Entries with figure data
※ ※ ※
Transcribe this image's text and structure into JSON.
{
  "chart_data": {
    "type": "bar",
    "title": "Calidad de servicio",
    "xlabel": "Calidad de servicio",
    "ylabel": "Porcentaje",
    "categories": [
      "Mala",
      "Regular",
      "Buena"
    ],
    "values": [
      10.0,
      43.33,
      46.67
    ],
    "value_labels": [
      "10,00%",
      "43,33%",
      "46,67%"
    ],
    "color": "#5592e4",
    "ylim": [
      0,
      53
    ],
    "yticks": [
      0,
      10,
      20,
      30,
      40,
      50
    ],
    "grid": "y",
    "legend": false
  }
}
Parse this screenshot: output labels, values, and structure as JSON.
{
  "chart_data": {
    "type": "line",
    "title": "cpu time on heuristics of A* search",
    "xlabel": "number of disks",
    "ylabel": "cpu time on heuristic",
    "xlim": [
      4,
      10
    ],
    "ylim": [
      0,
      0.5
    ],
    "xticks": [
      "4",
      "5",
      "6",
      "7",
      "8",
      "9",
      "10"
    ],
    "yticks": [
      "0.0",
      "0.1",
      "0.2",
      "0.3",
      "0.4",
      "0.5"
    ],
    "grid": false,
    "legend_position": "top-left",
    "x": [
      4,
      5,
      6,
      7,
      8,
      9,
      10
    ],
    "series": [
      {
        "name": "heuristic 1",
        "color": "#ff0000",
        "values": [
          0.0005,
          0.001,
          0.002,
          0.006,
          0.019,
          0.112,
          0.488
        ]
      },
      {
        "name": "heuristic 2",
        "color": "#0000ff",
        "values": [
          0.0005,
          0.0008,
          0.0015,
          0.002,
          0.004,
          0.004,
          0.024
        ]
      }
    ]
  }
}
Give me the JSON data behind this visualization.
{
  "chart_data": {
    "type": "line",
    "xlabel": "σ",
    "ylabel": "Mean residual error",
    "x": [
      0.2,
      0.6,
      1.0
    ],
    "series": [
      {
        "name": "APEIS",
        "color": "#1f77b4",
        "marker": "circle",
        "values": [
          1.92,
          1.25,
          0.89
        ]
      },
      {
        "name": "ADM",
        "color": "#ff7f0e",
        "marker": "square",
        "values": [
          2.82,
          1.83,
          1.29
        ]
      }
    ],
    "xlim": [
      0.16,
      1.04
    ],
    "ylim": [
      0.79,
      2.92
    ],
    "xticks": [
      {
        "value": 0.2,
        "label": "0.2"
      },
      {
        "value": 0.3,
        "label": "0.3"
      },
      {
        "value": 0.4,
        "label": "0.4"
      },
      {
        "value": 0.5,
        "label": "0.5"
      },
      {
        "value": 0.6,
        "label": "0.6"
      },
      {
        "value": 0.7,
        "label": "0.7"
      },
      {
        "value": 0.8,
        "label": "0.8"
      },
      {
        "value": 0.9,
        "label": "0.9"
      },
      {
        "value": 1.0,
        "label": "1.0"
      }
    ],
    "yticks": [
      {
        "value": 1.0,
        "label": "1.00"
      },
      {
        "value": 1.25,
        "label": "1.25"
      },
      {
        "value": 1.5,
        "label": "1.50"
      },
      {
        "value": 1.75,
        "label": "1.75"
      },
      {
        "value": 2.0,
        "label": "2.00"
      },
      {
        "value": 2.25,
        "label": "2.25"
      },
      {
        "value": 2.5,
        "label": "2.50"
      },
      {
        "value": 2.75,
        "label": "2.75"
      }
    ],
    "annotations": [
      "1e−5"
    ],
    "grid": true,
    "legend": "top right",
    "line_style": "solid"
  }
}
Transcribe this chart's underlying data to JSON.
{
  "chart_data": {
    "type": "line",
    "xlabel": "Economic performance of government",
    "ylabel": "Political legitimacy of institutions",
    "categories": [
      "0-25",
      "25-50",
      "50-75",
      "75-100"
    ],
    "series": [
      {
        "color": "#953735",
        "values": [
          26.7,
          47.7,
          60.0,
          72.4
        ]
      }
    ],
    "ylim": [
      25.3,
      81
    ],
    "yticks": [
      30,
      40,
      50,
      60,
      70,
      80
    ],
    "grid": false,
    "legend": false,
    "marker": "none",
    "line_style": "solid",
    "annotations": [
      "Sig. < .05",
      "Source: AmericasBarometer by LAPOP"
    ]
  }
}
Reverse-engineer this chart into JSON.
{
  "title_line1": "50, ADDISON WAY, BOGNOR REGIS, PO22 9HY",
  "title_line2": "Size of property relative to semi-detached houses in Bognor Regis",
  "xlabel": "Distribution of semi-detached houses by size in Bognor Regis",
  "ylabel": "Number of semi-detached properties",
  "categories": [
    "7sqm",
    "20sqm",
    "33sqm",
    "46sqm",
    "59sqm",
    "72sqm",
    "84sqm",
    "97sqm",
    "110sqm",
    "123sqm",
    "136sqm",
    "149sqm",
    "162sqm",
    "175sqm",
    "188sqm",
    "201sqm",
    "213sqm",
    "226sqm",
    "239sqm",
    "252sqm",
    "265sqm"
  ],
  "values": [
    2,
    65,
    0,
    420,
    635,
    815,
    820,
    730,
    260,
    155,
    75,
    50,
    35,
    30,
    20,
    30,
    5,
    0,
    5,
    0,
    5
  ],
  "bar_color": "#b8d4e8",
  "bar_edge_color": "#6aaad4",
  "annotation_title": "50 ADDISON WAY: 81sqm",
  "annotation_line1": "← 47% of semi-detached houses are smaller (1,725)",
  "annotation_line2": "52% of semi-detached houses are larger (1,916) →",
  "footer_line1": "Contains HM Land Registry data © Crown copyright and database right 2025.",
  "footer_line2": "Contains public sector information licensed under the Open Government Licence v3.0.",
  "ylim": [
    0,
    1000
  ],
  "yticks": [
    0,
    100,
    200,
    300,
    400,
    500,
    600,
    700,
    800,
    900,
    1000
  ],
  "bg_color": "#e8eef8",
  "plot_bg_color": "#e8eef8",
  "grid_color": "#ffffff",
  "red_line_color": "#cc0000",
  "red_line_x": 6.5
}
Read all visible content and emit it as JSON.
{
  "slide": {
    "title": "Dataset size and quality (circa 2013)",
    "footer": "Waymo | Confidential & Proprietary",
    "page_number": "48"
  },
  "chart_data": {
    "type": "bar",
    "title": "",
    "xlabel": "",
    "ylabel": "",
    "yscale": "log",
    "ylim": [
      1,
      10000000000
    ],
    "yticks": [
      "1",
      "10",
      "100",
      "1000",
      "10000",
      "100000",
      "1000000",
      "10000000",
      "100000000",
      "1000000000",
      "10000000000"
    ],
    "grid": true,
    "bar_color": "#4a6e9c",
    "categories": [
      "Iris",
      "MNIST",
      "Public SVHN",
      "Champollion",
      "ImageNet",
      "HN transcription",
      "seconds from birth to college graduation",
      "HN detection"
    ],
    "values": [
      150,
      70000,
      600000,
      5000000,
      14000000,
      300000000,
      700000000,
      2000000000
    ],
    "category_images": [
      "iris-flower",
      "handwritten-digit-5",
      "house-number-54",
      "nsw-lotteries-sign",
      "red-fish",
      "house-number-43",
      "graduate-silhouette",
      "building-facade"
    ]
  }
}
※ ※ ※
## Requirement
Extract, from the material above, each line holding the word "structure".

## Task output
Transcribe this image's text and structure into JSON.
Parse this screenshot: output labels, values, and structure as JSON.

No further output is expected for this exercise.